### [What is expected]
Copy each line with the word "value" in it.

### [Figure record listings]
* START *
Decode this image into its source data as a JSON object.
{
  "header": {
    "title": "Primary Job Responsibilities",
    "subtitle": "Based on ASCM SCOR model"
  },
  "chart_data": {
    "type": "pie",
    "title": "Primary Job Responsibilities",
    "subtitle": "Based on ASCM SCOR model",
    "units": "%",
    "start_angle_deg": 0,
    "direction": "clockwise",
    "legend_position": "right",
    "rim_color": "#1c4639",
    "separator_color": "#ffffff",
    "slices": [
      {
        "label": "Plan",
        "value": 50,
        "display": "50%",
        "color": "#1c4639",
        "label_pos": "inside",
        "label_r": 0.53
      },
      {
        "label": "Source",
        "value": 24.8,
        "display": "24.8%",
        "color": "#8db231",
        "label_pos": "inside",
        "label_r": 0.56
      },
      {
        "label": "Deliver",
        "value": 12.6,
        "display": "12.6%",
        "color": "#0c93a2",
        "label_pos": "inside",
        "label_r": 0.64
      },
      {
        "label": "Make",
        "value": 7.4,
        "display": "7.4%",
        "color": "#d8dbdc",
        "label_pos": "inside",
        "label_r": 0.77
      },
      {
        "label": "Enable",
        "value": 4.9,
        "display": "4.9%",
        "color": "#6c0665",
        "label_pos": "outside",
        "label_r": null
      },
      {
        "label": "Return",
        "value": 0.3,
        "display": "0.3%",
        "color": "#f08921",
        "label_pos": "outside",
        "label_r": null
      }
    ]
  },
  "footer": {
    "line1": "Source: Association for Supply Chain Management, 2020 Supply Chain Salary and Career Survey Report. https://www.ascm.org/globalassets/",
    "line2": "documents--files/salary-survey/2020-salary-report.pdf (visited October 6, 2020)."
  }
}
* END *
### [Complete response]
        "value": 50,
        "value": 24.8,
        "value": 12.6,
        "value": 7.4,
        "value": 4.9,
        "value": 0.3,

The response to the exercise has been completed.